§ WHAT THE EXERCISE ASKS
Reproduce all of the material exactly as shown.

§ Rows from a dataset
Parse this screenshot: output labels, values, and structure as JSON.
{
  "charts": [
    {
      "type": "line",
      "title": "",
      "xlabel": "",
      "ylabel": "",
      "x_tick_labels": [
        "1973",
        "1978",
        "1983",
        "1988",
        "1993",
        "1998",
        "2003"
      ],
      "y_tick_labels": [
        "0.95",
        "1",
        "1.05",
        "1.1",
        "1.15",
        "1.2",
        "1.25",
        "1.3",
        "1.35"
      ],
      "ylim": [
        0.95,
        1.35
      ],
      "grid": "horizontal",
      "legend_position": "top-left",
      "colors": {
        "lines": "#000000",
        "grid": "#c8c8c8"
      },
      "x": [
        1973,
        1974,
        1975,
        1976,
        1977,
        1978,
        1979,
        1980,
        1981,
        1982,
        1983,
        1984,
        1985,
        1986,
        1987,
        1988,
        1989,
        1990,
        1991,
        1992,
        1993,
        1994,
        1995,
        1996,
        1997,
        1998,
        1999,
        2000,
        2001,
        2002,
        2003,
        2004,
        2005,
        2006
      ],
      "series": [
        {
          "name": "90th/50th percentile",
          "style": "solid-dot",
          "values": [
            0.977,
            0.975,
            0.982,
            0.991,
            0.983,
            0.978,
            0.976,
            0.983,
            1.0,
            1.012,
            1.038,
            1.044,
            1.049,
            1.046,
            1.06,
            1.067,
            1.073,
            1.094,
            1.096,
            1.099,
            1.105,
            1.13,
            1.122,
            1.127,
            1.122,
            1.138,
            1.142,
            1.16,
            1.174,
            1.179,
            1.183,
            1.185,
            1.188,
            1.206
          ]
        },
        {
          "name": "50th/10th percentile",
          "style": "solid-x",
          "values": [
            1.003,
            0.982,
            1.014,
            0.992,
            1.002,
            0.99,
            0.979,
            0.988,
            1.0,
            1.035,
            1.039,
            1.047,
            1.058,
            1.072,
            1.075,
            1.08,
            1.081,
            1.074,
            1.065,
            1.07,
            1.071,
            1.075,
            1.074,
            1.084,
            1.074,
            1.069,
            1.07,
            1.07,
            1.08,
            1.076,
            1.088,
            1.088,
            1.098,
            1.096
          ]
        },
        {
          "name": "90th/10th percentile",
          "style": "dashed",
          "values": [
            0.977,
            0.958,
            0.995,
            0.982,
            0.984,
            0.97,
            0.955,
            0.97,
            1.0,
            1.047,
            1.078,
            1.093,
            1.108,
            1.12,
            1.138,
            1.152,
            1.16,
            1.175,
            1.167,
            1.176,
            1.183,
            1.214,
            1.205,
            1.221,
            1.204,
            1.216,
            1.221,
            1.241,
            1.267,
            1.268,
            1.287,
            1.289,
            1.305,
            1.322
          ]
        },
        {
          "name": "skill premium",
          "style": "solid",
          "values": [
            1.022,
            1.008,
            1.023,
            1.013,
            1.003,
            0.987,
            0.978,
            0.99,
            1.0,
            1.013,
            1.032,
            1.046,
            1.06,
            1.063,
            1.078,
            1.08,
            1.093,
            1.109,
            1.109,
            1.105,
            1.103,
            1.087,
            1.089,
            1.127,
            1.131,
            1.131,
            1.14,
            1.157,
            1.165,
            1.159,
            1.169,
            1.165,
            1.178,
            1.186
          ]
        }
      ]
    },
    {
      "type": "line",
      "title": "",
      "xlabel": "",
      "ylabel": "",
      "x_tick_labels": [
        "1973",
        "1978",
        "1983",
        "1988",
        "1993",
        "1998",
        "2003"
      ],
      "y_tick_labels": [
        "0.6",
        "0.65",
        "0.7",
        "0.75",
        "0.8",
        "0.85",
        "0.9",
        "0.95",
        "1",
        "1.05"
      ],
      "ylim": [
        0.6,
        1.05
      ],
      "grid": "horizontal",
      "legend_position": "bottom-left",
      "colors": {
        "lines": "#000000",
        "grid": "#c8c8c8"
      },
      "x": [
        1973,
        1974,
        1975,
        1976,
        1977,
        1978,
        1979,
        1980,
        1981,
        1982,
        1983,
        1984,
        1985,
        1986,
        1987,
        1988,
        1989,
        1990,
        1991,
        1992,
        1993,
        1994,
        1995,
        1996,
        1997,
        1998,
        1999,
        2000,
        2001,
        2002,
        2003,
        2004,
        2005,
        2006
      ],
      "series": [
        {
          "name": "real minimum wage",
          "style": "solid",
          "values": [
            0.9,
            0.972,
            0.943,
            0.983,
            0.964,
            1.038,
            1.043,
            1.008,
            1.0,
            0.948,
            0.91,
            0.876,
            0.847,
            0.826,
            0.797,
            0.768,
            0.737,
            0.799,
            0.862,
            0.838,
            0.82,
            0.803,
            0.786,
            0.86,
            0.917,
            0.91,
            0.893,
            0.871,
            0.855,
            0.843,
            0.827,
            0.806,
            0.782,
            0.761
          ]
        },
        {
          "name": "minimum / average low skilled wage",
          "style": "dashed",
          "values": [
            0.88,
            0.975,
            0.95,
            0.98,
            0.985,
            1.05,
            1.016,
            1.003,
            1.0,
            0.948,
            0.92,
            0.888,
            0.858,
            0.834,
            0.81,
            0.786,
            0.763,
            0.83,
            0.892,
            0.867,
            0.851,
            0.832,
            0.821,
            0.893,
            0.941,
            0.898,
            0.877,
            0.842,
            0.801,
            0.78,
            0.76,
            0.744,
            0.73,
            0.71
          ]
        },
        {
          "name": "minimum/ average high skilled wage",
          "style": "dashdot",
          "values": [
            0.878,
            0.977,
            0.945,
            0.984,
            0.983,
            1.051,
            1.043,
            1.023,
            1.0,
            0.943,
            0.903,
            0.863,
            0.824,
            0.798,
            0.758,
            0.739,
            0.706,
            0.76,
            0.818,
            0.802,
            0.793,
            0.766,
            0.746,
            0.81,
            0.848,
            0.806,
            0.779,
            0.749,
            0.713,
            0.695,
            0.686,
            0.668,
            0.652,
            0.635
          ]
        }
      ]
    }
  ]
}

§ RESPONSE
Parse this screenshot: output labels, values, and structure as JSON.
{
  "charts": [
    {
      "type": "line",
      "title": "",
      "xlabel": "",
      "ylabel": "",
      "x_tick_labels": [
        "1973",
        "1978",
        "1983",
        "1988",
        "1993",
        "1998",
        "2003"
      ],
      "y_tick_labels": [
        "0.95",
        "1",
        "1.05",
        "1.1",
        "1.15",
        "1.2",
        "1.25",
        "1.3",
        "1.35"
      ],
      "ylim": [
        0.95,
        1.35
      ],
      "grid": "horizontal",
      "legend_position": "top-left",
      "colors": {
        "lines": "#000000",
        "grid": "#c8c8c8"
      },
      "x": [
        1973,
        1974,
        1975,
        1976,
        1977,
        1978,
        1979,
        1980,
        1981,
        1982,
        1983,
        1984,
        1985,
        1986,
        1987,
        1988,
        1989,
        1990,
        1991,
        1992,
        1993,
        1994,
        1995,
        1996,
        1997,
        1998,
        1999,
        2000,
        2001,
        2002,
        2003,
        2004,
        2005,
        2006
      ],
      "series": [
        {
          "name": "90th/50th percentile",
          "style": "solid-dot",
          "values": [
            0.977,
            0.975,
            0.982,
            0.991,
            0.983,
            0.978,
            0.976,
            0.983,
            1.0,
            1.012,
            1.038,
            1.044,
            1.049,
            1.046,
            1.06,
            1.067,
            1.073,
            1.094,
            1.096,
            1.099,
            1.105,
            1.13,
            1.122,
            1.127,
            1.122,
            1.138,
            1.142,
            1.16,
            1.174,
            1.179,
            1.183,
            1.185,
            1.188,
            1.206
          ]
        },
        {
          "name": "50th/10th percentile",
          "style": "solid-x",
          "values": [
            1.003,
            0.982,
            1.014,
            0.992,
            1.002,
            0.99,
            0.979,
            0.988,
            1.0,
            1.035,
            1.039,
            1.047,
            1.058,
            1.072,
            1.075,
            1.08,
            1.081,
            1.074,
            1.065,
            1.07,
            1.071,
            1.075,
            1.074,
            1.084,
            1.074,
            1.069,
            1.07,
            1.07,
            1.08,
            1.076,
            1.088,
            1.088,
            1.098,
            1.096
          ]
        },
        {
          "name": "90th/10th percentile",
          "style": "dashed",
          "values": [
            0.977,
            0.958,
            0.995,
            0.982,
            0.984,
            0.97,
            0.955,
            0.97,
            1.0,
            1.047,
            1.078,
            1.093,
            1.108,
            1.12,
            1.138,
            1.152,
            1.16,
            1.175,
            1.167,
            1.176,
            1.183,
            1.214,
            1.205,
            1.221,
            1.204,
            1.216,
            1.221,
            1.241,
            1.267,
            1.268,
            1.287,
            1.289,
            1.305,
            1.322
          ]
        },
        {
          "name": "skill premium",
          "style": "solid",
          "values": [
            1.022,
            1.008,
            1.023,
            1.013,
            1.003,
            0.987,
            0.978,
            0.99,
            1.0,
            1.013,
            1.032,
            1.046,
            1.06,
            1.063,
            1.078,
            1.08,
            1.093,
            1.109,
            1.109,
            1.105,
            1.103,
            1.087,
            1.089,
            1.127,
            1.131,
            1.131,
            1.14,
            1.157,
            1.165,
            1.159,
            1.169,
            1.165,
            1.178,
            1.186
          ]
        }
      ]
    },
    {
      "type": "line",
      "title": "",
      "xlabel": "",
      "ylabel": "",
      "x_tick_labels": [
        "1973",
        "1978",
        "1983",
        "1988",
        "1993",
        "1998",
        "2003"
      ],
      "y_tick_labels": [
        "0.6",
        "0.65",
        "0.7",
        "0.75",
        "0.8",
        "0.85",
        "0.9",
        "0.95",
        "1",
        "1.05"
      ],
      "ylim": [
        0.6,
        1.05
      ],
      "grid": "horizontal",
      "legend_position": "bottom-left",
      "colors": {
        "lines": "#000000",
        "grid": "#c8c8c8"
      },
      "x": [
        1973,
        1974,
        1975,
        1976,
        1977,
        1978,
        1979,
        1980,
        1981,
        1982,
        1983,
        1984,
        1985,
        1986,
        1987,
        1988,
        1989,
        1990,
        1991,
        1992,
        1993,
        1994,
        1995,
        1996,
        1997,
        1998,
        1999,
        2000,
        2001,
        2002,
        2003,
        2004,
        2005,
        2006
      ],
      "series": [
        {
          "name": "real minimum wage",
          "style": "solid",
          "values": [
            0.9,
            0.972,
            0.943,
            0.983,
            0.964,
            1.038,
            1.043,
            1.008,
            1.0,
            0.948,
            0.91,
            0.876,
            0.847,
            0.826,
            0.797,
            0.768,
            0.737,
            0.799,
            0.862,
            0.838,
            0.82,
            0.803,
            0.786,
            0.86,
            0.917,
            0.91,
            0.893,
            0.871,
            0.855,
            0.843,
            0.827,
            0.806,
            0.782,
            0.761
          ]
        },
        {
          "name": "minimum / average low skilled wage",
          "style": "dashed",
          "values": [
            0.88,
            0.975,
            0.95,
            0.98,
            0.985,
            1.05,
            1.016,
            1.003,
            1.0,
            0.948,
            0.92,
            0.888,
            0.858,
            0.834,
            0.81,
            0.786,
            0.763,
            0.83,
            0.892,
            0.867,
            0.851,
            0.832,
            0.821,
            0.893,
            0.941,
            0.898,
            0.877,
            0.842,
            0.801,
            0.78,
            0.76,
            0.744,
            0.73,
            0.71
          ]
        },
        {
          "name": "minimum/ average high skilled wage",
          "style": "dashdot",
          "values": [
            0.878,
            0.977,
            0.945,
            0.984,
            0.983,
            1.051,
            1.043,
            1.023,
            1.0,
            0.943,
            0.903,
            0.863,
            0.824,
            0.798,
            0.758,
            0.739,
            0.706,
            0.76,
            0.818,
            0.802,
            0.793,
            0.766,
            0.746,
            0.81,
            0.848,
            0.806,
            0.779,
            0.749,
            0.713,
            0.695,
            0.686,
            0.668,
            0.652,
            0.635
          ]
        }
      ]
    }
  ]
}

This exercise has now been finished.